■ Do this:
Produce an exact copy of all the records.

>> Begin

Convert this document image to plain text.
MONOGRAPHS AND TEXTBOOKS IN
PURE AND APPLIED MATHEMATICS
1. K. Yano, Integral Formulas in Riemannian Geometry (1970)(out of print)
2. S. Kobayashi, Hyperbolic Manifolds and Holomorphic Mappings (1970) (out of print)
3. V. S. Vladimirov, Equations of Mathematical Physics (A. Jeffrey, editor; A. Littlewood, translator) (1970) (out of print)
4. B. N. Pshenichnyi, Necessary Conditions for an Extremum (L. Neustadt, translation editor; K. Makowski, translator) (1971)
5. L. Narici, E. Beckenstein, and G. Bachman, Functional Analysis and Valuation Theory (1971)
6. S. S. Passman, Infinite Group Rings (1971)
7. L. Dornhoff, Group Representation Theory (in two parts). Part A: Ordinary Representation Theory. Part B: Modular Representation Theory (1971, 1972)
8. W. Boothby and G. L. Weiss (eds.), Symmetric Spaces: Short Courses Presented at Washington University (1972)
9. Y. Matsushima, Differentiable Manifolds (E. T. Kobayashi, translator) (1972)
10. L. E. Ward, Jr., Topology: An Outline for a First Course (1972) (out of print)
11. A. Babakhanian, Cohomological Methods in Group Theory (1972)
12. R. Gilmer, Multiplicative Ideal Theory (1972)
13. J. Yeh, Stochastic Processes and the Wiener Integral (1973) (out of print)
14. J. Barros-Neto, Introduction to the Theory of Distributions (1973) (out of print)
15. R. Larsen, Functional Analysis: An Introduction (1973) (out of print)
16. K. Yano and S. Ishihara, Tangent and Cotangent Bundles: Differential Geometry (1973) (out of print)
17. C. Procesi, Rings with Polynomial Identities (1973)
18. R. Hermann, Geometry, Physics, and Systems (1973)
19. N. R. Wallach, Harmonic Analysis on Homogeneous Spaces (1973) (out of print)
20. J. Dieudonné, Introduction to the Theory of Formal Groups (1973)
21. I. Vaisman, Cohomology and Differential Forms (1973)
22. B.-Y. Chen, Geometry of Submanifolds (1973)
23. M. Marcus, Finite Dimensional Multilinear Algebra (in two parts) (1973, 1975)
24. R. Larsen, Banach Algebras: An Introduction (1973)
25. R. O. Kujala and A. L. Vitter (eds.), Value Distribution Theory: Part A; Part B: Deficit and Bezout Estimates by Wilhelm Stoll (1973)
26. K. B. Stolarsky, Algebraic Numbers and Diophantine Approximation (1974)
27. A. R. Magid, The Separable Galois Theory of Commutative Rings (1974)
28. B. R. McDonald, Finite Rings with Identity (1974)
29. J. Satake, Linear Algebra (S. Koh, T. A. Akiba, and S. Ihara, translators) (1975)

>> End

■ Final result:
Convert this document image to plain text.
MONOGRAPHS AND TEXTBOOKS IN
PURE AND APPLIED MATHEMATICS
1. K. Yano, Integral Formulas in Riemannian Geometry (1970)(out of print)
2. S. Kobayashi, Hyperbolic Manifolds and Holomorphic Mappings (1970) (out of print)
3. V. S. Vladimirov, Equations of Mathematical Physics (A. Jeffrey, editor; A. Littlewood, translator) (1970) (out of print)
4. B. N. Pshenichnyi, Necessary Conditions for an Extremum (L. Neustadt, translation editor; K. Makowski, translator) (1971)
5. L. Narici, E. Beckenstein, and G. Bachman, Functional Analysis and Valuation Theory (1971)
6. S. S. Passman, Infinite Group Rings (1971)
7. L. Dornhoff, Group Representation Theory (in two parts). Part A: Ordinary Representation Theory. Part B: Modular Representation Theory (1971, 1972)
8. W. Boothby and G. L. Weiss (eds.), Symmetric Spaces: Short Courses Presented at Washington University (1972)
9. Y. Matsushima, Differentiable Manifolds (E. T. Kobayashi, translator) (1972)
10. L. E. Ward, Jr., Topology: An Outline for a First Course (1972) (out of print)
11. A. Babakhanian, Cohomological Methods in Group Theory (1972)
12. R. Gilmer, Multiplicative Ideal Theory (1972)
13. J. Yeh, Stochastic Processes and the Wiener Integral (1973) (out of print)
14. J. Barros-Neto, Introduction to the Theory of Distributions (1973) (out of print)
15. R. Larsen, Functional Analysis: An Introduction (1973) (out of print)
16. K. Yano and S. Ishihara, Tangent and Cotangent Bundles: Differential Geometry (1973) (out of print)
17. C. Procesi, Rings with Polynomial Identities (1973)
18. R. Hermann, Geometry, Physics, and Systems (1973)
19. N. R. Wallach, Harmonic Analysis on Homogeneous Spaces (1973) (out of print)
20. J. Dieudonné, Introduction to the Theory of Formal Groups (1973)
21. I. Vaisman, Cohomology and Differential Forms (1973)
22. B.-Y. Chen, Geometry of Submanifolds (1973)
23. M. Marcus, Finite Dimensional Multilinear Algebra (in two parts) (1973, 1975)
24. R. Larsen, Banach Algebras: An Introduction (1973)
25. R. O. Kujala and A. L. Vitter (eds.), Value Distribution Theory: Part A; Part B: Deficit and Bezout Estimates by Wilhelm Stoll (1973)
26. K. B. Stolarsky, Algebraic Numbers and Diophantine Approximation (1974)
27. A. R. Magid, The Separable Galois Theory of Commutative Rings (1974)
28. B. R. McDonald, Finite Rings with Identity (1974)
29. J. Satake, Linear Algebra (S. Koh, T. A. Akiba, and S. Ihara, translators) (1975)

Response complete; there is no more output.